OBJECTIVE
Lift out all lines below that contain "MENU".

-- Start DATA --

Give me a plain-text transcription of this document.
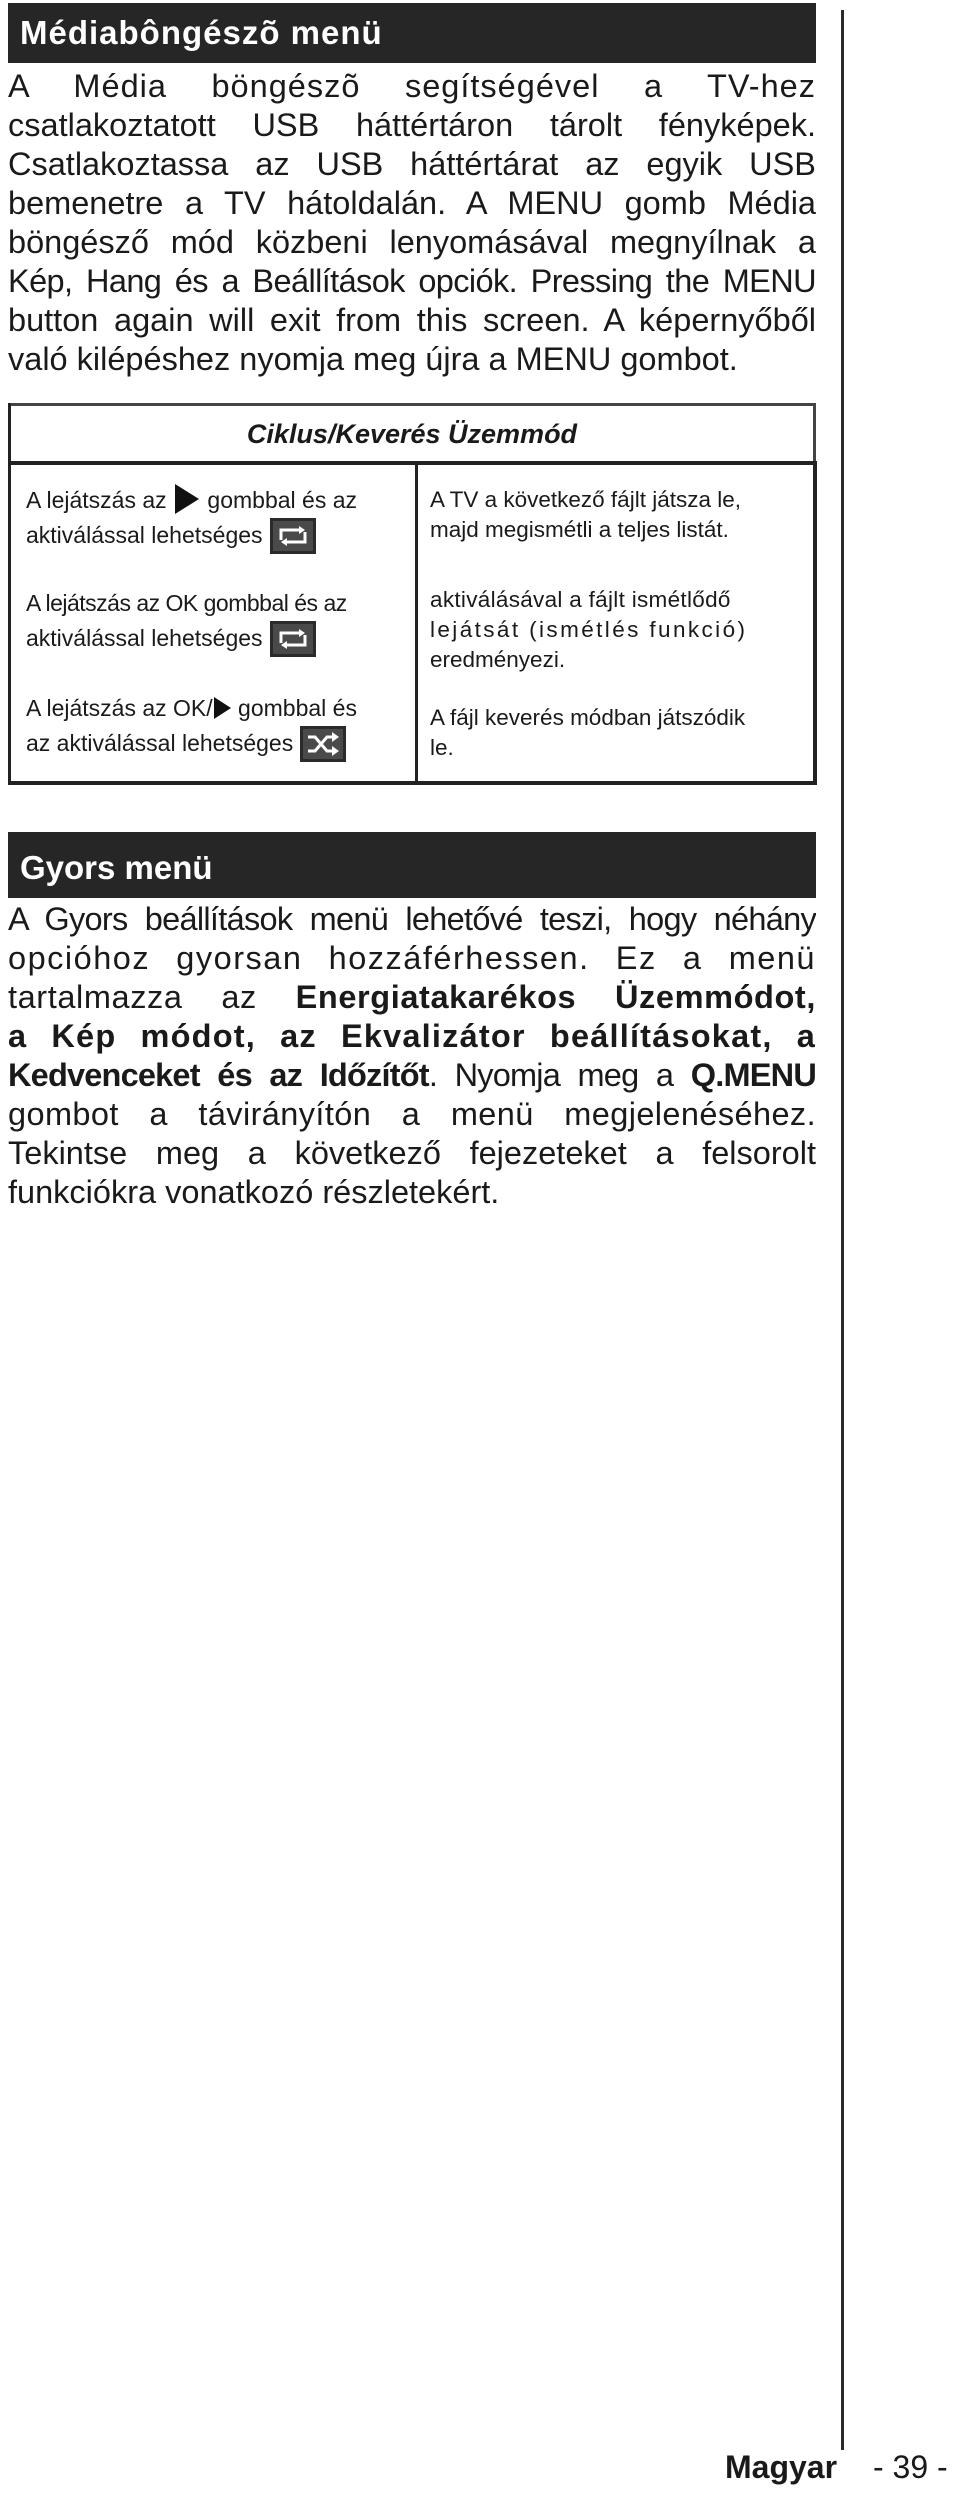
Médiabôngészõ menü
A Média böngészõ segítségével a TV-hez
csatlakoztatott USB háttértáron tárolt fényképek.
Csatlakoztassa az USB háttértárat az egyik USB
bemenetre a TV hátoldalán. A MENU gomb Média
böngésző mód közbeni lenyomásával megnyílnak a
Kép, Hang és a Beállítások opciók. Pressing the MENU
button again will exit from this screen. A képernyőből
való kilépéshez nyomja meg újra a MENU gombot.
Ciklus/Keverés Üzemmód
A lejátszás az gombbal és az
aktiválással lehetséges
A TV a következő fájlt játsza le,
majd megismétli a teljes listát.
A lejátszás az OK gombbal és az
aktiválással lehetséges
aktiválásával a fájlt ismétlődő
lejátsát (ismétlés funkció)
eredményezi.
A lejátszás az OK/ gombbal és
az aktiválással lehetséges
A fájl keverés módban játszódik
le.
Gyors menü
A Gyors beállítások menü lehetővé teszi, hogy néhány
opcióhoz gyorsan hozzáférhessen. Ez a menü
tartalmazza az Energiatakarékos Üzemmódot,
a Kép módot, az Ekvalizátor beállításokat, a
Kedvenceket és az Időzítőt. Nyomja meg a Q.MENU
gombot a távirányítón a menü megjelenéséhez.
Tekintse meg a következő fejezeteket a felsorolt
funkciókra vonatkozó részletekért.
Magyar - 39 -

-- End DATA --

ANSWER TO THE PROBLEM
bemenetre a TV hátoldalán. A MENU gomb Média
Kép, Hang és a Beállítások opciók. Pressing the MENU
való kilépéshez nyomja meg újra a MENU gombot.
Kedvenceket és az Időzítőt. Nyomja meg a Q.MENU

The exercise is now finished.